Exercise goal >>
Repeat all entries exactly.
** start of Input data **
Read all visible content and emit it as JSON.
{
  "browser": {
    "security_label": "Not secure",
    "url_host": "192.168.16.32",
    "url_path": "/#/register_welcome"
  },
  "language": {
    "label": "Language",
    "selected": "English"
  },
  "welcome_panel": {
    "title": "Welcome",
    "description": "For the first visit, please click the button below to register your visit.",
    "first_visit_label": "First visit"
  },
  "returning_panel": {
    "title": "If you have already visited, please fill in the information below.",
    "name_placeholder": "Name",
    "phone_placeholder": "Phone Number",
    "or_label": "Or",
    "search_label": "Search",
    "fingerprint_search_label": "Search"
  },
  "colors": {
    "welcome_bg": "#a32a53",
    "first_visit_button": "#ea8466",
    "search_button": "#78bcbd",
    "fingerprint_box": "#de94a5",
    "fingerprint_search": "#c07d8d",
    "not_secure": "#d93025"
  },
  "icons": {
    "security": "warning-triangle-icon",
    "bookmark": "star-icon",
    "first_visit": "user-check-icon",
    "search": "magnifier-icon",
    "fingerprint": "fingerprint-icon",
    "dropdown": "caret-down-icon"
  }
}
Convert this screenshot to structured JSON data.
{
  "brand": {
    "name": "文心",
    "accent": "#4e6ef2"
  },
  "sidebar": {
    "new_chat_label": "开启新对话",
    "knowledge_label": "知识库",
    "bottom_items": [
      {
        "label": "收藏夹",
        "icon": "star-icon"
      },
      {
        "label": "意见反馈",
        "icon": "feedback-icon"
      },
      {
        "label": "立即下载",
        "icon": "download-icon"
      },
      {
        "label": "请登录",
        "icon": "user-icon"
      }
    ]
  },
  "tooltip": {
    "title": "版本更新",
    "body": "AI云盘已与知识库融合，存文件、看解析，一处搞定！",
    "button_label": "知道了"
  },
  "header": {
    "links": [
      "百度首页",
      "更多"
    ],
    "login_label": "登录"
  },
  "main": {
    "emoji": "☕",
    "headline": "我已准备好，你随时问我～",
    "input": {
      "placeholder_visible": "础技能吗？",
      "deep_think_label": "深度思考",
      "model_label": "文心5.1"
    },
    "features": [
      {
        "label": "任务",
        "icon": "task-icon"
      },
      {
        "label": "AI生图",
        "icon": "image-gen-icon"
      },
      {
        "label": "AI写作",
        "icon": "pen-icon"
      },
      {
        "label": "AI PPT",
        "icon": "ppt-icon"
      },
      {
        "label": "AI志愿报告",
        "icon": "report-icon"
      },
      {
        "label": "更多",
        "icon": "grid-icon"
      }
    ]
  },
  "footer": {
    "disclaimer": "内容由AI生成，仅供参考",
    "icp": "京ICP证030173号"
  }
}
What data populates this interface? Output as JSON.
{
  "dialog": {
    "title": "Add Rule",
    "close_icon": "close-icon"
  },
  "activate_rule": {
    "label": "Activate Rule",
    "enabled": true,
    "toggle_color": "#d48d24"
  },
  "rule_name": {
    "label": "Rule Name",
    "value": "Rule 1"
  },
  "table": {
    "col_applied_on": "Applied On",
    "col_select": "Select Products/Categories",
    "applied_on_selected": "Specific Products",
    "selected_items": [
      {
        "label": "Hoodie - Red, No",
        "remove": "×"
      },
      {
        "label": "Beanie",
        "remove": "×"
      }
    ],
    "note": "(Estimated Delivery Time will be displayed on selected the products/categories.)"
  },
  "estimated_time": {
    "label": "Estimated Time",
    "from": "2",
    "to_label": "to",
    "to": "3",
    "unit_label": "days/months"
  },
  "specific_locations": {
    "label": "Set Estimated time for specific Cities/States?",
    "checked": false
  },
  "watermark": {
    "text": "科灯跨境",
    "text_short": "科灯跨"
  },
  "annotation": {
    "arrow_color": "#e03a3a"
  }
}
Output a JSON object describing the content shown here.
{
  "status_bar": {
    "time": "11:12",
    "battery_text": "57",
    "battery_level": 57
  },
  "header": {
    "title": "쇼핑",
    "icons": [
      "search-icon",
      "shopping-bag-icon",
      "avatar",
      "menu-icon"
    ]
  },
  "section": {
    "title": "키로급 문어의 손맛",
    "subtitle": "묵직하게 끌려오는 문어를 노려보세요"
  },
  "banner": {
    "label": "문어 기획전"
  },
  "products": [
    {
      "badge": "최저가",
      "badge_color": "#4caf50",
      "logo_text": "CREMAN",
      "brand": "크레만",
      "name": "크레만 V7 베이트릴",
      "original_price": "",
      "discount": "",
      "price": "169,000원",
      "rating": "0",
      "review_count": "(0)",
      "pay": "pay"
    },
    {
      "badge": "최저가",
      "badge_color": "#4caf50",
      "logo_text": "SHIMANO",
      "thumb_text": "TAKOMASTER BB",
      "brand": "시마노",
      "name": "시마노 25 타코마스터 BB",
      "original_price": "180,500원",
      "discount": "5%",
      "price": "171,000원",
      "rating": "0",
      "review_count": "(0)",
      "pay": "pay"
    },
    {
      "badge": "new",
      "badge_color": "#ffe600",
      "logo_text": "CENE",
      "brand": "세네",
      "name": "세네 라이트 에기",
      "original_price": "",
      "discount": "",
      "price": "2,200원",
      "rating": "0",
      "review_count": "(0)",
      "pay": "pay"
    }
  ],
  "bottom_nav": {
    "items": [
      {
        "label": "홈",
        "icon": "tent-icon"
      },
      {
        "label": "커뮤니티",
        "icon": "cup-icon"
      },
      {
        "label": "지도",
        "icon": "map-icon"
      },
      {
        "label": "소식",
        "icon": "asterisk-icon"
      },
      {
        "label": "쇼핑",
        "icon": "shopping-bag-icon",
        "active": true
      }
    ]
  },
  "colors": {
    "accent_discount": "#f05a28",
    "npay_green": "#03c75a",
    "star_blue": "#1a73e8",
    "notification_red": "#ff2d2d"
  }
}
** end of Input data **
Result of the task >>
Read all visible content and emit it as JSON.
{
  "browser": {
    "security_label": "Not secure",
    "url_host": "192.168.16.32",
    "url_path": "/#/register_welcome"
  },
  "language": {
    "label": "Language",
    "selected": "English"
  },
  "welcome_panel": {
    "title": "Welcome",
    "description": "For the first visit, please click the button below to register your visit.",
    "first_visit_label": "First visit"
  },
  "returning_panel": {
    "title": "If you have already visited, please fill in the information below.",
    "name_placeholder": "Name",
    "phone_placeholder": "Phone Number",
    "or_label": "Or",
    "search_label": "Search",
    "fingerprint_search_label": "Search"
  },
  "colors": {
    "welcome_bg": "#a32a53",
    "first_visit_button": "#ea8466",
    "search_button": "#78bcbd",
    "fingerprint_box": "#de94a5",
    "fingerprint_search": "#c07d8d",
    "not_secure": "#d93025"
  },
  "icons": {
    "security": "warning-triangle-icon",
    "bookmark": "star-icon",
    "first_visit": "user-check-icon",
    "search": "magnifier-icon",
    "fingerprint": "fingerprint-icon",
    "dropdown": "caret-down-icon"
  }
}
Convert this screenshot to structured JSON data.
{
  "brand": {
    "name": "文心",
    "accent": "#4e6ef2"
  },
  "sidebar": {
    "new_chat_label": "开启新对话",
    "knowledge_label": "知识库",
    "bottom_items": [
      {
        "label": "收藏夹",
        "icon": "star-icon"
      },
      {
        "label": "意见反馈",
        "icon": "feedback-icon"
      },
      {
        "label": "立即下载",
        "icon": "download-icon"
      },
      {
        "label": "请登录",
        "icon": "user-icon"
      }
    ]
  },
  "tooltip": {
    "title": "版本更新",
    "body": "AI云盘已与知识库融合，存文件、看解析，一处搞定！",
    "button_label": "知道了"
  },
  "header": {
    "links": [
      "百度首页",
      "更多"
    ],
    "login_label": "登录"
  },
  "main": {
    "emoji": "☕",
    "headline": "我已准备好，你随时问我～",
    "input": {
      "placeholder_visible": "础技能吗？",
      "deep_think_label": "深度思考",
      "model_label": "文心5.1"
    },
    "features": [
      {
        "label": "任务",
        "icon": "task-icon"
      },
      {
        "label": "AI生图",
        "icon": "image-gen-icon"
      },
      {
        "label": "AI写作",
        "icon": "pen-icon"
      },
      {
        "label": "AI PPT",
        "icon": "ppt-icon"
      },
      {
        "label": "AI志愿报告",
        "icon": "report-icon"
      },
      {
        "label": "更多",
        "icon": "grid-icon"
      }
    ]
  },
  "footer": {
    "disclaimer": "内容由AI生成，仅供参考",
    "icp": "京ICP证030173号"
  }
}
What data populates this interface? Output as JSON.
{
  "dialog": {
    "title": "Add Rule",
    "close_icon": "close-icon"
  },
  "activate_rule": {
    "label": "Activate Rule",
    "enabled": true,
    "toggle_color": "#d48d24"
  },
  "rule_name": {
    "label": "Rule Name",
    "value": "Rule 1"
  },
  "table": {
    "col_applied_on": "Applied On",
    "col_select": "Select Products/Categories",
    "applied_on_selected": "Specific Products",
    "selected_items": [
      {
        "label": "Hoodie - Red, No",
        "remove": "×"
      },
      {
        "label": "Beanie",
        "remove": "×"
      }
    ],
    "note": "(Estimated Delivery Time will be displayed on selected the products/categories.)"
  },
  "estimated_time": {
    "label": "Estimated Time",
    "from": "2",
    "to_label": "to",
    "to": "3",
    "unit_label": "days/months"
  },
  "specific_locations": {
    "label": "Set Estimated time for specific Cities/States?",
    "checked": false
  },
  "watermark": {
    "text": "科灯跨境",
    "text_short": "科灯跨"
  },
  "annotation": {
    "arrow_color": "#e03a3a"
  }
}
Output a JSON object describing the content shown here.
{
  "status_bar": {
    "time": "11:12",
    "battery_text": "57",
    "battery_level": 57
  },
  "header": {
    "title": "쇼핑",
    "icons": [
      "search-icon",
      "shopping-bag-icon",
      "avatar",
      "menu-icon"
    ]
  },
  "section": {
    "title": "키로급 문어의 손맛",
    "subtitle": "묵직하게 끌려오는 문어를 노려보세요"
  },
  "banner": {
    "label": "문어 기획전"
  },
  "products": [
    {
      "badge": "최저가",
      "badge_color": "#4caf50",
      "logo_text": "CREMAN",
      "brand": "크레만",
      "name": "크레만 V7 베이트릴",
      "original_price": "",
      "discount": "",
      "price": "169,000원",
      "rating": "0",
      "review_count": "(0)",
      "pay": "pay"
    },
    {
      "badge": "최저가",
      "badge_color": "#4caf50",
      "logo_text": "SHIMANO",
      "thumb_text": "TAKOMASTER BB",
      "brand": "시마노",
      "name": "시마노 25 타코마스터 BB",
      "original_price": "180,500원",
      "discount": "5%",
      "price": "171,000원",
      "rating": "0",
      "review_count": "(0)",
      "pay": "pay"
    },
    {
      "badge": "new",
      "badge_color": "#ffe600",
      "logo_text": "CENE",
      "brand": "세네",
      "name": "세네 라이트 에기",
      "original_price": "",
      "discount": "",
      "price": "2,200원",
      "rating": "0",
      "review_count": "(0)",
      "pay": "pay"
    }
  ],
  "bottom_nav": {
    "items": [
      {
        "label": "홈",
        "icon": "tent-icon"
      },
      {
        "label": "커뮤니티",
        "icon": "cup-icon"
      },
      {
        "label": "지도",
        "icon": "map-icon"
      },
      {
        "label": "소식",
        "icon": "asterisk-icon"
      },
      {
        "label": "쇼핑",
        "icon": "shopping-bag-icon",
        "active": true
      }
    ]
  },
  "colors": {
    "accent_discount": "#f05a28",
    "npay_green": "#03c75a",
    "star_blue": "#1a73e8",
    "notification_red": "#ff2d2d"
  }
}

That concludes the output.